* **Given request**
Your task is to give the data again, exactly, with every line intact.
'''
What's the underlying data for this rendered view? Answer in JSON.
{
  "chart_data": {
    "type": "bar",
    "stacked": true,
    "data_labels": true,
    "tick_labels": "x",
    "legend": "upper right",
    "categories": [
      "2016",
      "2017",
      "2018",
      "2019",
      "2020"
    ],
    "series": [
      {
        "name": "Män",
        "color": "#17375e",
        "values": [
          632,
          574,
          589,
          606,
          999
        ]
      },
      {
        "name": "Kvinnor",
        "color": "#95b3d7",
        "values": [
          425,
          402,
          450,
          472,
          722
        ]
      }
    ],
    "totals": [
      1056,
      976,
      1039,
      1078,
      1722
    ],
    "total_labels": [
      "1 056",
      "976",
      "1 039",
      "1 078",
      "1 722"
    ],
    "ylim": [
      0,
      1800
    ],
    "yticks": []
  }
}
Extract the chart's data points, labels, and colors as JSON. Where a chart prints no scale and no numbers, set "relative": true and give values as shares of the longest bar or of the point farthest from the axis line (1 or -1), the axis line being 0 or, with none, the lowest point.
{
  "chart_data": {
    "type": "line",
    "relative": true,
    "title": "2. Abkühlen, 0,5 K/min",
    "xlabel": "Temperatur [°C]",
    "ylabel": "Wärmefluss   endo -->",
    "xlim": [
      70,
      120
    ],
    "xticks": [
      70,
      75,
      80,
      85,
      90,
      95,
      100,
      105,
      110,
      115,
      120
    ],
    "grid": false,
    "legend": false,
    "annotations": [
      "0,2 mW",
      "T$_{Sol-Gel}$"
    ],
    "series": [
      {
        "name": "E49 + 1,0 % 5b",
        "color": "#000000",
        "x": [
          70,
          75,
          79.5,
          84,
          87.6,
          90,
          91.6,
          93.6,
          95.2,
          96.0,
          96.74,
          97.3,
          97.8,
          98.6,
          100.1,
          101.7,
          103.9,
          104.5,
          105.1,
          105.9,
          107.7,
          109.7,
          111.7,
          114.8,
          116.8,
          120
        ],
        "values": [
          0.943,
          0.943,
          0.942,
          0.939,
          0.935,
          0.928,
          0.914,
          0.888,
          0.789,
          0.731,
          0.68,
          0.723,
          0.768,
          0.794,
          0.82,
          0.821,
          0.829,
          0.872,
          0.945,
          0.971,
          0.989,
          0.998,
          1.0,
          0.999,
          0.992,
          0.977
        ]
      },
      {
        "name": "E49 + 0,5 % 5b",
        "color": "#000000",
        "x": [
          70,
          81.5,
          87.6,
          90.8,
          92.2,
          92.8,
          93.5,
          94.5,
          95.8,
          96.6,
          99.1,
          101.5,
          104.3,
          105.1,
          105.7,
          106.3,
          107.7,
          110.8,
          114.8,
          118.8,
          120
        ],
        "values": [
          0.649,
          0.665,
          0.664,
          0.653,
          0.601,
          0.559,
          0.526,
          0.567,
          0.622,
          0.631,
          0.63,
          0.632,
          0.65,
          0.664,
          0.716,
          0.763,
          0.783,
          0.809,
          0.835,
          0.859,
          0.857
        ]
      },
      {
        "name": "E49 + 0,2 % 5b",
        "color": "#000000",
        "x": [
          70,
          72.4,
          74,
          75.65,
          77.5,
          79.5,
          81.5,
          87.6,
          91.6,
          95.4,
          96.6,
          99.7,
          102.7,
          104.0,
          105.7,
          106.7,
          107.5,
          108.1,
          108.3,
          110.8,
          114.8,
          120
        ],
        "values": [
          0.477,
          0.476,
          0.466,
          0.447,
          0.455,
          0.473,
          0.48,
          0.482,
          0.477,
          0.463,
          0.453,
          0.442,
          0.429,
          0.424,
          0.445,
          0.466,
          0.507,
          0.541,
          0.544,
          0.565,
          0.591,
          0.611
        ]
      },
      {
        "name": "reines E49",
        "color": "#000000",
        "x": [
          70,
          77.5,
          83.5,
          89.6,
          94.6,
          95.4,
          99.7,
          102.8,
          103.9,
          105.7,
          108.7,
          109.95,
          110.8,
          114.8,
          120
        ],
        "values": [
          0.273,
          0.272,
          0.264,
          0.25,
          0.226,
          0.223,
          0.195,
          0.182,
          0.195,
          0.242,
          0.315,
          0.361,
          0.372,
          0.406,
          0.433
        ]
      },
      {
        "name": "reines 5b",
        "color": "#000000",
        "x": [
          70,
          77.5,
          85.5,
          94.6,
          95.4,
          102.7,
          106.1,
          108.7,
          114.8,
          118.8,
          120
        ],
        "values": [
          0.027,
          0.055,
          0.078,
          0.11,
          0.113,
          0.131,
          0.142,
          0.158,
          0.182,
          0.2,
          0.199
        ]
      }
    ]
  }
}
'''
* **Result of the exercise**
What's the underlying data for this rendered view? Answer in JSON.
{
  "chart_data": {
    "type": "bar",
    "stacked": true,
    "data_labels": true,
    "tick_labels": "x",
    "legend": "upper right",
    "categories": [
      "2016",
      "2017",
      "2018",
      "2019",
      "2020"
    ],
    "series": [
      {
        "name": "Män",
        "color": "#17375e",
        "values": [
          632,
          574,
          589,
          606,
          999
        ]
      },
      {
        "name": "Kvinnor",
        "color": "#95b3d7",
        "values": [
          425,
          402,
          450,
          472,
          722
        ]
      }
    ],
    "totals": [
      1056,
      976,
      1039,
      1078,
      1722
    ],
    "total_labels": [
      "1 056",
      "976",
      "1 039",
      "1 078",
      "1 722"
    ],
    "ylim": [
      0,
      1800
    ],
    "yticks": []
  }
}
Extract the chart's data points, labels, and colors as JSON. Where a chart prints no scale and no numbers, set "relative": true and give values as shares of the longest bar or of the point farthest from the axis line (1 or -1), the axis line being 0 or, with none, the lowest point.
{
  "chart_data": {
    "type": "line",
    "relative": true,
    "title": "2. Abkühlen, 0,5 K/min",
    "xlabel": "Temperatur [°C]",
    "ylabel": "Wärmefluss   endo -->",
    "xlim": [
      70,
      120
    ],
    "xticks": [
      70,
      75,
      80,
      85,
      90,
      95,
      100,
      105,
      110,
      115,
      120
    ],
    "grid": false,
    "legend": false,
    "annotations": [
      "0,2 mW",
      "T$_{Sol-Gel}$"
    ],
    "series": [
      {
        "name": "E49 + 1,0 % 5b",
        "color": "#000000",
        "x": [
          70,
          75,
          79.5,
          84,
          87.6,
          90,
          91.6,
          93.6,
          95.2,
          96.0,
          96.74,
          97.3,
          97.8,
          98.6,
          100.1,
          101.7,
          103.9,
          104.5,
          105.1,
          105.9,
          107.7,
          109.7,
          111.7,
          114.8,
          116.8,
          120
        ],
        "values": [
          0.943,
          0.943,
          0.942,
          0.939,
          0.935,
          0.928,
          0.914,
          0.888,
          0.789,
          0.731,
          0.68,
          0.723,
          0.768,
          0.794,
          0.82,
          0.821,
          0.829,
          0.872,
          0.945,
          0.971,
          0.989,
          0.998,
          1.0,
          0.999,
          0.992,
          0.977
        ]
      },
      {
        "name": "E49 + 0,5 % 5b",
        "color": "#000000",
        "x": [
          70,
          81.5,
          87.6,
          90.8,
          92.2,
          92.8,
          93.5,
          94.5,
          95.8,
          96.6,
          99.1,
          101.5,
          104.3,
          105.1,
          105.7,
          106.3,
          107.7,
          110.8,
          114.8,
          118.8,
          120
        ],
        "values": [
          0.649,
          0.665,
          0.664,
          0.653,
          0.601,
          0.559,
          0.526,
          0.567,
          0.622,
          0.631,
          0.63,
          0.632,
          0.65,
          0.664,
          0.716,
          0.763,
          0.783,
          0.809,
          0.835,
          0.859,
          0.857
        ]
      },
      {
        "name": "E49 + 0,2 % 5b",
        "color": "#000000",
        "x": [
          70,
          72.4,
          74,
          75.65,
          77.5,
          79.5,
          81.5,
          87.6,
          91.6,
          95.4,
          96.6,
          99.7,
          102.7,
          104.0,
          105.7,
          106.7,
          107.5,
          108.1,
          108.3,
          110.8,
          114.8,
          120
        ],
        "values": [
          0.477,
          0.476,
          0.466,
          0.447,
          0.455,
          0.473,
          0.48,
          0.482,
          0.477,
          0.463,
          0.453,
          0.442,
          0.429,
          0.424,
          0.445,
          0.466,
          0.507,
          0.541,
          0.544,
          0.565,
          0.591,
          0.611
        ]
      },
      {
        "name": "reines E49",
        "color": "#000000",
        "x": [
          70,
          77.5,
          83.5,
          89.6,
          94.6,
          95.4,
          99.7,
          102.8,
          103.9,
          105.7,
          108.7,
          109.95,
          110.8,
          114.8,
          120
        ],
        "values": [
          0.273,
          0.272,
          0.264,
          0.25,
          0.226,
          0.223,
          0.195,
          0.182,
          0.195,
          0.242,
          0.315,
          0.361,
          0.372,
          0.406,
          0.433
        ]
      },
      {
        "name": "reines 5b",
        "color": "#000000",
        "x": [
          70,
          77.5,
          85.5,
          94.6,
          95.4,
          102.7,
          106.1,
          108.7,
          114.8,
          118.8,
          120
        ],
        "values": [
          0.027,
          0.055,
          0.078,
          0.11,
          0.113,
          0.131,
          0.142,
          0.158,
          0.182,
          0.2,
          0.199
        ]
      }
    ]
  }
}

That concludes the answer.